→ SOURCE MATERIAL
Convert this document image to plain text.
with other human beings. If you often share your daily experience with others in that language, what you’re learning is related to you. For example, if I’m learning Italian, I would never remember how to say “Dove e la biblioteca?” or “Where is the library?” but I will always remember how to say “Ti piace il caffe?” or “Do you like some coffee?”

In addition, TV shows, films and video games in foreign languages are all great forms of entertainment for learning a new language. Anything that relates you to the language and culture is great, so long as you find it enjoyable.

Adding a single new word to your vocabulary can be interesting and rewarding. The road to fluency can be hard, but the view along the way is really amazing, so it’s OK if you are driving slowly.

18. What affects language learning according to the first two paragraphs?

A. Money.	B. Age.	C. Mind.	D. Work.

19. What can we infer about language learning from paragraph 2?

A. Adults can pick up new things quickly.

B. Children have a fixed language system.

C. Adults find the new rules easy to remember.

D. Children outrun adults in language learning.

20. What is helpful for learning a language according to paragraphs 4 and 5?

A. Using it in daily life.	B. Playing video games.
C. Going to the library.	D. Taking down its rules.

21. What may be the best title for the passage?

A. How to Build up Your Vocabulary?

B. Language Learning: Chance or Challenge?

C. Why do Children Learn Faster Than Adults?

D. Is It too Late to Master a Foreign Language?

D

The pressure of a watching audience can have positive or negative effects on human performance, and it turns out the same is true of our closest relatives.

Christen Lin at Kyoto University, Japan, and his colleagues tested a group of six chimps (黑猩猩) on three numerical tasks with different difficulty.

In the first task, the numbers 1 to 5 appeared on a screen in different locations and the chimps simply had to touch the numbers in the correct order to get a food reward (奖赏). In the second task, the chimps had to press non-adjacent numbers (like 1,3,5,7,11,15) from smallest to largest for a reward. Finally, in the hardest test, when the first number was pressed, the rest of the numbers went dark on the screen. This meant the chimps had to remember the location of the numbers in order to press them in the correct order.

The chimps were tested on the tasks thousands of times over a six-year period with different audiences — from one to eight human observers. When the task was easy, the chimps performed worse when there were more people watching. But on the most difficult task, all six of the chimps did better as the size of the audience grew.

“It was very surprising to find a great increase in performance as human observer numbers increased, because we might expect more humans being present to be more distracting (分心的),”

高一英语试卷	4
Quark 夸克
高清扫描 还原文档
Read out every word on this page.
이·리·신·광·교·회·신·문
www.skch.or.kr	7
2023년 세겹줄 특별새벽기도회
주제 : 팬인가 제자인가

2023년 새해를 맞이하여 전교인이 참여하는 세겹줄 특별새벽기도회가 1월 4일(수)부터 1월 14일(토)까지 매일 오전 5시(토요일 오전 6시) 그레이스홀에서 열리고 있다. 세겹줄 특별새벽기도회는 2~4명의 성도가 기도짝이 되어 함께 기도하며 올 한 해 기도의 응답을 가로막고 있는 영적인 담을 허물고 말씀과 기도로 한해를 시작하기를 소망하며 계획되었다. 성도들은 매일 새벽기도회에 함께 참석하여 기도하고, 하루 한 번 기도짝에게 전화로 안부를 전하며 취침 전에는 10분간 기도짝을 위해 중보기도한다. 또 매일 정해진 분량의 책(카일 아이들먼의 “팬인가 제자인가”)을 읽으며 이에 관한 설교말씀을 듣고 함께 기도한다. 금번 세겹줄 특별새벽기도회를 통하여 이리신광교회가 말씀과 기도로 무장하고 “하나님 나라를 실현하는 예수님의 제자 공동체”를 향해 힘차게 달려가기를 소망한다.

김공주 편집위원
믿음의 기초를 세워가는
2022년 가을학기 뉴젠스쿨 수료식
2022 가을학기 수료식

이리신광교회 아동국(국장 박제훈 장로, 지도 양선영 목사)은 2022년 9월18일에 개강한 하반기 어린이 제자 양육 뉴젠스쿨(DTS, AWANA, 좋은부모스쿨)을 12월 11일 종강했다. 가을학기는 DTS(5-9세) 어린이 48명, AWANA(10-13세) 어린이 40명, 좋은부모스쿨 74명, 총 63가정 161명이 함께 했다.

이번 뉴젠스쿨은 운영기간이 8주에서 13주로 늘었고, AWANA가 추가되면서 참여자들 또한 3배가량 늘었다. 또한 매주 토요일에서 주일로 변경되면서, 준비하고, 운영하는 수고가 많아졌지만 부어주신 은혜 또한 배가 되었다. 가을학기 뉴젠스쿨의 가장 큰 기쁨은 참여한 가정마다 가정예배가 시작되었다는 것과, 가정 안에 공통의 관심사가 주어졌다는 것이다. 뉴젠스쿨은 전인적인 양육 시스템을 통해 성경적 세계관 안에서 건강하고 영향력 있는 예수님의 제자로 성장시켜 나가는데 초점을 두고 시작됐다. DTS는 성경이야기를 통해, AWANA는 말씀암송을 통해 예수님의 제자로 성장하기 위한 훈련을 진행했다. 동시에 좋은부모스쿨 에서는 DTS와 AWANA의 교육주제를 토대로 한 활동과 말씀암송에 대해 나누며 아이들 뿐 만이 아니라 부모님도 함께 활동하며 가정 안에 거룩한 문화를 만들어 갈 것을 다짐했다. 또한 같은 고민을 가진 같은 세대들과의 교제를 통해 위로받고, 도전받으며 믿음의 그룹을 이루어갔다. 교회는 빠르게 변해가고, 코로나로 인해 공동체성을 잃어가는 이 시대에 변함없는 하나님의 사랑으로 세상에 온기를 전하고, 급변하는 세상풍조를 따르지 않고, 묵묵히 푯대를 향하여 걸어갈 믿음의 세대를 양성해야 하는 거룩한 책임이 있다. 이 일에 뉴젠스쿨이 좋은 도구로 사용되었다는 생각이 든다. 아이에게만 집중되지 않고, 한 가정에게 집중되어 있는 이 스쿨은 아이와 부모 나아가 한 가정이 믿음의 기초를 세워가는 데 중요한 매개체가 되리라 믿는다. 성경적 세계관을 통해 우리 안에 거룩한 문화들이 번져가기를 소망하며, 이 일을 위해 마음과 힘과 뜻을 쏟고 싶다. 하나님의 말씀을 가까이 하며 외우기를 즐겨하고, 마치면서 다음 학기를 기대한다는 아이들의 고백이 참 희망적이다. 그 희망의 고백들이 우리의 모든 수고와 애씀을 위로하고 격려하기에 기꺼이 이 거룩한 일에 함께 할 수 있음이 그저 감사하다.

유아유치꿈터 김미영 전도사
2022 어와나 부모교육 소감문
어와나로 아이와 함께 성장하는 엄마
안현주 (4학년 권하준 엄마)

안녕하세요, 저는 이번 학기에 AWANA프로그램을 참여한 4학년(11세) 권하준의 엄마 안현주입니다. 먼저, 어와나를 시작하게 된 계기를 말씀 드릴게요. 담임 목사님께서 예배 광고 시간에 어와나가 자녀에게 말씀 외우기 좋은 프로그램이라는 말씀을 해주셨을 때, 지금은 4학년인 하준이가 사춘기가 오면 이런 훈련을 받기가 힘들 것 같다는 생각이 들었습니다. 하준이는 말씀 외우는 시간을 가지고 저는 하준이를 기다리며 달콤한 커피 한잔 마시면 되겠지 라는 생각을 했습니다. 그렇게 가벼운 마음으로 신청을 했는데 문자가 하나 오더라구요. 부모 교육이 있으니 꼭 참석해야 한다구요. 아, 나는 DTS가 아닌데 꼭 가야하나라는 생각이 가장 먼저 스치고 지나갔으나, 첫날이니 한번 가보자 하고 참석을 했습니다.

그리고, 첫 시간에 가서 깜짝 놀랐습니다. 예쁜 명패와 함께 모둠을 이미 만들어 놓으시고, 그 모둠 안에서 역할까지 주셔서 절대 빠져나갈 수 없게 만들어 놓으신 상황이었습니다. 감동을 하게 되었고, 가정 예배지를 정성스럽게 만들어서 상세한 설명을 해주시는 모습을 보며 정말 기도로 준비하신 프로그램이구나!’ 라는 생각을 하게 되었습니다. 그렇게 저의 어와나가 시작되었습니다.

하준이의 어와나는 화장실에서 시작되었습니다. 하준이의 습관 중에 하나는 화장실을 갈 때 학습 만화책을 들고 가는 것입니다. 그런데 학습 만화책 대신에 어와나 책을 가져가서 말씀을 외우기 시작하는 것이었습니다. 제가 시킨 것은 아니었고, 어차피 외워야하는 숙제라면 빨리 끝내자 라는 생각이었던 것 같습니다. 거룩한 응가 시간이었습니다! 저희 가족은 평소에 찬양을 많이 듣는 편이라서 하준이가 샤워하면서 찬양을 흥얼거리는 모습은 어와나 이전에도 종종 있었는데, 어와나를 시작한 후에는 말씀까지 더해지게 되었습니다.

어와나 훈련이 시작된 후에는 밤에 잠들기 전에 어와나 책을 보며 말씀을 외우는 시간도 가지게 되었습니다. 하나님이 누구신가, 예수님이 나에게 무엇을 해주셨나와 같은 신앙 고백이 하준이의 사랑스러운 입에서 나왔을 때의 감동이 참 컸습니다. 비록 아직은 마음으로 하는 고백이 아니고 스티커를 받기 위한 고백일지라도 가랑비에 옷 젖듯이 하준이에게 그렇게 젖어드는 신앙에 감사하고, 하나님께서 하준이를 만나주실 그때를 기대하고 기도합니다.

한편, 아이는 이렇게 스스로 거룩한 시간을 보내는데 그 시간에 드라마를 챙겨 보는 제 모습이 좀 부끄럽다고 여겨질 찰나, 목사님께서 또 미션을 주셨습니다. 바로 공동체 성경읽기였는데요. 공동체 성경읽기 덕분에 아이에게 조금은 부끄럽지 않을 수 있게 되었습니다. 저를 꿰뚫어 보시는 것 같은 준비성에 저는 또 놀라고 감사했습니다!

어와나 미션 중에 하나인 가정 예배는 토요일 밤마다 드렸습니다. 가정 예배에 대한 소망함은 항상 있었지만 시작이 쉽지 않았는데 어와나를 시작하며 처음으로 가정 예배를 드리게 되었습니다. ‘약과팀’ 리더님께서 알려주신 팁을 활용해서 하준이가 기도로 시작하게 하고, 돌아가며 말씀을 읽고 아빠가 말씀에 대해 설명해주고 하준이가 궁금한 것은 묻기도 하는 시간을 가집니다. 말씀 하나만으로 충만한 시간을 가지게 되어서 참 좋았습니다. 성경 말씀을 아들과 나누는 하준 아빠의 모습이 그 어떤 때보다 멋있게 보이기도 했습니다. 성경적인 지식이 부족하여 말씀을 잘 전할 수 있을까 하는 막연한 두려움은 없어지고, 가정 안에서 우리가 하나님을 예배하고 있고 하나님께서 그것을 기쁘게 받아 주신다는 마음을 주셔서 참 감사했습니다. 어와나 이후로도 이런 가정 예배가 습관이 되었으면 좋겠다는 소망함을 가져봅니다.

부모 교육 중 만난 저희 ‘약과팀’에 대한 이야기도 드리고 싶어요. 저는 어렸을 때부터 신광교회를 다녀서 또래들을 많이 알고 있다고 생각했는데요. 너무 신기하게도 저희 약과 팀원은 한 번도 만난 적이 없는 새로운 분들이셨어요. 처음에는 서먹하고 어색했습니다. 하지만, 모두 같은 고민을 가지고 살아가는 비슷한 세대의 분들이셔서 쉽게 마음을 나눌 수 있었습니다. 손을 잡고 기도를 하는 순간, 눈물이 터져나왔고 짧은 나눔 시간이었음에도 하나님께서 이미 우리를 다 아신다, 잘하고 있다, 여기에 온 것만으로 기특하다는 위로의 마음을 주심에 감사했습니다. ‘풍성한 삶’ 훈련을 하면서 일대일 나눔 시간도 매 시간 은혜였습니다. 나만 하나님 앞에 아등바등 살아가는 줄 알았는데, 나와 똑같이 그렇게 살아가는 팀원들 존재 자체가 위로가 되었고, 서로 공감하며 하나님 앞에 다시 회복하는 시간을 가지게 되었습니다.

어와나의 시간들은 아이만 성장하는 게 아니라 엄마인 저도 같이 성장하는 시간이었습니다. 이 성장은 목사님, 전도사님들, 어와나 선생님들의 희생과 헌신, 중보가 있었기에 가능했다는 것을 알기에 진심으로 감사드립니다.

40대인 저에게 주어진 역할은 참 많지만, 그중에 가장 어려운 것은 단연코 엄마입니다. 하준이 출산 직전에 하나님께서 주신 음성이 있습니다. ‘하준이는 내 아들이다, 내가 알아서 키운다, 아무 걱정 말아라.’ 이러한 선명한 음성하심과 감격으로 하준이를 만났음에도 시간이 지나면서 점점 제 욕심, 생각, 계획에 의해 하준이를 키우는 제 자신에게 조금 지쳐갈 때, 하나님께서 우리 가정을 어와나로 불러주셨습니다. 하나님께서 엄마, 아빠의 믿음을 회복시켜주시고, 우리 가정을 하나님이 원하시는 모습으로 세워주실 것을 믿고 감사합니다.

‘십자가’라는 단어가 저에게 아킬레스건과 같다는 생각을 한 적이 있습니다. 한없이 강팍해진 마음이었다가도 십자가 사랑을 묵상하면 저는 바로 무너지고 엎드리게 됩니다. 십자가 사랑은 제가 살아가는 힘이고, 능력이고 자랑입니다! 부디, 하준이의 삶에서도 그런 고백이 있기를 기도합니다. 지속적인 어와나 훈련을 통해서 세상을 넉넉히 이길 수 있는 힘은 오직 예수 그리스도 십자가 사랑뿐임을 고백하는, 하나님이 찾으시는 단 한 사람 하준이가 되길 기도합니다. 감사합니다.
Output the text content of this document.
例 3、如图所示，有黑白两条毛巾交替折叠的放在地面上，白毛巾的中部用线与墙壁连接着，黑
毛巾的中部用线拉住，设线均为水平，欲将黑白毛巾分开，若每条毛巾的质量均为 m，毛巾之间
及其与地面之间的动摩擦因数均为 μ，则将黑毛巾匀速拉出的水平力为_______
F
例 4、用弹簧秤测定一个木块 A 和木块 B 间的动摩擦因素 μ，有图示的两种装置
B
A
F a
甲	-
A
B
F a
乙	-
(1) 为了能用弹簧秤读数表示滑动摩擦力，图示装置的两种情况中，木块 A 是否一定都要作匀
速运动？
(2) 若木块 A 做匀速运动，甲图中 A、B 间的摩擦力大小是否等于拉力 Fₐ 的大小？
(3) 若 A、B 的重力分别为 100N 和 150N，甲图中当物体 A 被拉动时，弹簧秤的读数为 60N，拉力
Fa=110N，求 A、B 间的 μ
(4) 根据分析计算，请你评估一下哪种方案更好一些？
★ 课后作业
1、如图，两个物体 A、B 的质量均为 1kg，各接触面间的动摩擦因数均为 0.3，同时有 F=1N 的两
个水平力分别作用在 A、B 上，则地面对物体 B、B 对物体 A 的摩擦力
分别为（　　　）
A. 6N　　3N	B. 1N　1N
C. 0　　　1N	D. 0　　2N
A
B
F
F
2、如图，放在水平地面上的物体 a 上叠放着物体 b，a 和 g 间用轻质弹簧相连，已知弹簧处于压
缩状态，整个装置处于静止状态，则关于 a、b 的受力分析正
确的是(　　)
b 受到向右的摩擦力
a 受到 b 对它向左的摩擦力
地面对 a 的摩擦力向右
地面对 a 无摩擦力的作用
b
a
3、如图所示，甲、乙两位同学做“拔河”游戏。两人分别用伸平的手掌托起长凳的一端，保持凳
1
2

→ THE PROBLEM
Locate "Output the text content of this document." in the data above. Then repeat, exactly, its line and each line after it through the last, adding nothing.

→ EXERCISE RESPONSE
Output the text content of this document.
例 3、如图所示，有黑白两条毛巾交替折叠的放在地面上，白毛巾的中部用线与墙壁连接着，黑
毛巾的中部用线拉住，设线均为水平，欲将黑白毛巾分开，若每条毛巾的质量均为 m，毛巾之间
及其与地面之间的动摩擦因数均为 μ，则将黑毛巾匀速拉出的水平力为_______
F
例 4、用弹簧秤测定一个木块 A 和木块 B 间的动摩擦因素 μ，有图示的两种装置
B
A
F a
甲	-
A
B
F a
乙	-
(1) 为了能用弹簧秤读数表示滑动摩擦力，图示装置的两种情况中，木块 A 是否一定都要作匀
速运动？
(2) 若木块 A 做匀速运动，甲图中 A、B 间的摩擦力大小是否等于拉力 Fₐ 的大小？
(3) 若 A、B 的重力分别为 100N 和 150N，甲图中当物体 A 被拉动时，弹簧秤的读数为 60N，拉力
Fa=110N，求 A、B 间的 μ
(4) 根据分析计算，请你评估一下哪种方案更好一些？
★ 课后作业
1、如图，两个物体 A、B 的质量均为 1kg，各接触面间的动摩擦因数均为 0.3，同时有 F=1N 的两
个水平力分别作用在 A、B 上，则地面对物体 B、B 对物体 A 的摩擦力
分别为（　　　）
A. 6N　　3N	B. 1N　1N
C. 0　　　1N	D. 0　　2N
A
B
F
F
2、如图，放在水平地面上的物体 a 上叠放着物体 b，a 和 g 间用轻质弹簧相连，已知弹簧处于压
缩状态，整个装置处于静止状态，则关于 a、b 的受力分析正
确的是(　　)
b 受到向右的摩擦力
a 受到 b 对它向左的摩擦力
地面对 a 的摩擦力向右
地面对 a 无摩擦力的作用
b
a
3、如图所示，甲、乙两位同学做“拔河”游戏。两人分别用伸平的手掌托起长凳的一端，保持凳
1
2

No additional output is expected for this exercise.